Exercise directions:
Using the figure legend, answer yes or no to whether each statement agrees with it, and quote the deciding words: (a) the zQ175 het mice in panels c,d were treated with AAV2/1 + 2 ΔDBD or ZFP-D; (b) in panel h, GFAP is shown in yellow; (c) panels i–n used six mice.

Passage to read:

Extended Data Fig. 6: zQ175 bridging data for ZFP-D and control treatments.

a,b, mRNA (a) or soluble protein (b) levels of WT and mHTT in zQ175 het neurons 10 d after infection with AAV2/1 + 2 ZFP-D as assessed by RT–qPCR (a), Singulex (mouse HTT) or MSD (mHTT) (b). LOD, limit of detection; Bkg, background limit. n = 3 biologically independent samples; mean ± s.d.; one-way ANOVA with Tukey’s multiple comparison test; mean ± s.d.; **** P < 0.0001. c,d, Quantitation of perinuclear (c) or nuclear inclusions (d) in ZFP⁺ NEUN⁺ cells for 2–6- (left) or 6–12- (right) month-old cohorts of zQ175 het mice treated with AAV2/1 + 2 ΔDBD or ZFP-D. BLOQ, below limit of quantitation. n = 4 mice; mean ± s.d.; two-tailed unpaired t-test with Welch’s correction; * P < 0.05, ** P < 0.01. e–g, Representative striatal immunostaining images from 2–4- (e) or 6–10- (f,g) month-old zQ175 het cohorts injected with AAV2/1 + 2 GFP (e,f) or ΔDBD.T2A.GFP (g); scale bar, 200 μm. HTT inclusions (mEM48), yellow; GFP, green; DARPP32, red; DAPI, blue. Expanded GFP⁺ and GFP^– regions are shown at right; scale bar, 20 μm. Similar results were replicated in at least one independent experiment. h, Representative striatal GFAP and IBA1 immunostaining images from 6–10-month-old zQ175 het cohorts injected with AAV2/1 + 2 GFP; scale bar, 200 μm. GFP, green; DAPI, blue; GFAP, red; IBA1, yellow. Expanded GFP⁺ and GFP^– regions are shown at right; scale bar, 50 μm. Similar results were replicated in at least one independent experiment. i–n, Quantitation of IBA1⁺ cells (i,l), GFAP⁺ cells (j,m) and GFAP intensity (k,n) in WT (left panels) or zQ175 (right panels) striata injected with AAV2/1 + 2 ΔDBD or ZFP-D for 2–6- (i–k) or 6–12- (l–n) month cohorts. n = 4 mice; mean ± s.d.; two-tailed unpaired t-test with Welch’s correction.

Extracted records:
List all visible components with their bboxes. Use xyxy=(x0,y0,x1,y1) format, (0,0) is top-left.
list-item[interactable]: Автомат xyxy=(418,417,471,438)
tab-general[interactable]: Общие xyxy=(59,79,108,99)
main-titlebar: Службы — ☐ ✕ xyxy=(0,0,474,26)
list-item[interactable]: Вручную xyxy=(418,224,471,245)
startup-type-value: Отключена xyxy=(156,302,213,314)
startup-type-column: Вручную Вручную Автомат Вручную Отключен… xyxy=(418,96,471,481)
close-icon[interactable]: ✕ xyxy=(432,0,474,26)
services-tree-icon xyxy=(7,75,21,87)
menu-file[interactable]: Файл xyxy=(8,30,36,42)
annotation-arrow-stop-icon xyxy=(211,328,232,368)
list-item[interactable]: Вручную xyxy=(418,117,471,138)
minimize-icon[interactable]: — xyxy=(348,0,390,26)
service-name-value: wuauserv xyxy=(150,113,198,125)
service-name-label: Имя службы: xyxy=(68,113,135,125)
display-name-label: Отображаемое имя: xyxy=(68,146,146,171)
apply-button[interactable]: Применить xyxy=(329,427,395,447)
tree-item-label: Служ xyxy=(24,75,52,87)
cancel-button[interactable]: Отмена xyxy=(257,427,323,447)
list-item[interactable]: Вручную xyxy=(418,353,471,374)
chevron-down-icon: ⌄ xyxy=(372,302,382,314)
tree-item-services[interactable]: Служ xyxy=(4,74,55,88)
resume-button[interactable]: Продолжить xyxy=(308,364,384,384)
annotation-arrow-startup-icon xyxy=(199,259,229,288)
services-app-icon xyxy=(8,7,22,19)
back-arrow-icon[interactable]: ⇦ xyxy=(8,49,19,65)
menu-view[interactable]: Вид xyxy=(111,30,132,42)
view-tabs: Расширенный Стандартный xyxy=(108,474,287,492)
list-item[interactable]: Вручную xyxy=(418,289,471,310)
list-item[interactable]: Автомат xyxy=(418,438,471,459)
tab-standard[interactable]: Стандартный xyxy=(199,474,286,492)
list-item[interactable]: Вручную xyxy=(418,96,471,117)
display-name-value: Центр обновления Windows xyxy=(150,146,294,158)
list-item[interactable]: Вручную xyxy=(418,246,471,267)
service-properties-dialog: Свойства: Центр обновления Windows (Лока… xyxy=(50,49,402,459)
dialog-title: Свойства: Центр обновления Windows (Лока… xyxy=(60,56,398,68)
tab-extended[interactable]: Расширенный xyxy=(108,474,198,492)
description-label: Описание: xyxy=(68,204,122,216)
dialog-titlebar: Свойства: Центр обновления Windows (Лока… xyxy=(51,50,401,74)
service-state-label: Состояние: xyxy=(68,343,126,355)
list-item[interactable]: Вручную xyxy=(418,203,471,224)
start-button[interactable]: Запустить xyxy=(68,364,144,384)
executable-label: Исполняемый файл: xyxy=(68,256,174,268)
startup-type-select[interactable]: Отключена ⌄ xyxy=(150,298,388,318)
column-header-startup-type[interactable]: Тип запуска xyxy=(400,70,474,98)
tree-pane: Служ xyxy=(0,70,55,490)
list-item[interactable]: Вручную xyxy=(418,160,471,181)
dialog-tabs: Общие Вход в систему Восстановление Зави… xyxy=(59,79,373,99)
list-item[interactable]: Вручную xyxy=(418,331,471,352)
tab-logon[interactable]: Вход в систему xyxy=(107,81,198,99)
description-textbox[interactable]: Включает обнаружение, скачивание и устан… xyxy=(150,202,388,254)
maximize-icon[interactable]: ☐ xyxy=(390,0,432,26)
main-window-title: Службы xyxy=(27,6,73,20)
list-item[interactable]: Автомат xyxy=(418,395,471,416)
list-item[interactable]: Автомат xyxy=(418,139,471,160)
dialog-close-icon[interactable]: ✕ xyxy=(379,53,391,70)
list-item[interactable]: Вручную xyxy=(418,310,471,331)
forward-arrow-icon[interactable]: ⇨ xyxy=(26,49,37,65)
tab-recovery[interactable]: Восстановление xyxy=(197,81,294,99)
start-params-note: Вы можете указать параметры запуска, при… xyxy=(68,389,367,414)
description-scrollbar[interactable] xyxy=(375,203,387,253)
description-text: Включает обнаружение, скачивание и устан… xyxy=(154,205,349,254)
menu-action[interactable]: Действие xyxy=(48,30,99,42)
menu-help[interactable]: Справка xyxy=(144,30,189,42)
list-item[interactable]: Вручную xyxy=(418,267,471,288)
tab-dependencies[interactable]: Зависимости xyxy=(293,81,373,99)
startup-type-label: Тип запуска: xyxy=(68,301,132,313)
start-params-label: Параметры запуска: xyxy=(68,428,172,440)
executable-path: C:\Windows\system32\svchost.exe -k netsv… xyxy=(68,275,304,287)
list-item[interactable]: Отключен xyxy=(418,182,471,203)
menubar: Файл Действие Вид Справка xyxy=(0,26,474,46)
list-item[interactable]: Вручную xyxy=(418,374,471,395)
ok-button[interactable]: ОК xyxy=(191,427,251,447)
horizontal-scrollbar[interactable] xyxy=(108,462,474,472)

Answer to this problem:
(a) Yes: "zQ175 het mice treated with AAV2/1 + 2 ΔDBD or ZFP-D"
(b) No: "GFAP, red; IBA1, yellow"
(c) No: "2–6- (i–k) or 6–12- (l–n) month cohorts. n = 4 mice"